Excerpted records:
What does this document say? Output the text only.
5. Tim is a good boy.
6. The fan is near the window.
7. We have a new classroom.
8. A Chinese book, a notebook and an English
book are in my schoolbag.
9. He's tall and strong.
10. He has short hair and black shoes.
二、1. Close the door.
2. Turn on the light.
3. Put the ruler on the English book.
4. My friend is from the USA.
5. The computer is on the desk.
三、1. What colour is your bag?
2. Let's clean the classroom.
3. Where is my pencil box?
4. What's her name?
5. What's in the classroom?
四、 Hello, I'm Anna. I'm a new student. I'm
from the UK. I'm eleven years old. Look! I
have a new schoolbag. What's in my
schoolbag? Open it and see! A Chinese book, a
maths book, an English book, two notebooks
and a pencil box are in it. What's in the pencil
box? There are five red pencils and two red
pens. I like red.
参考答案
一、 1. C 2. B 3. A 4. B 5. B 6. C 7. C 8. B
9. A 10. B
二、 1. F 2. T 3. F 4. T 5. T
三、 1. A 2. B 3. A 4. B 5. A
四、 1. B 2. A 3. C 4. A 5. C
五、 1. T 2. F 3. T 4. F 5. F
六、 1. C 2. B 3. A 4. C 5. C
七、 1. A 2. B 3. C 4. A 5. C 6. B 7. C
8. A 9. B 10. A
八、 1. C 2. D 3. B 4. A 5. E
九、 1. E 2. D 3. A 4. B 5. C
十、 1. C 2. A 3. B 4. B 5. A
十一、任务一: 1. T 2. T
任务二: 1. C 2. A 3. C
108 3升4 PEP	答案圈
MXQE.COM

What the task asks:
Find every line in the records above that holds the word "from", and copy each one.

Final result:
4. My friend is from the USA.
from the UK. I'm eleven years old. Look! I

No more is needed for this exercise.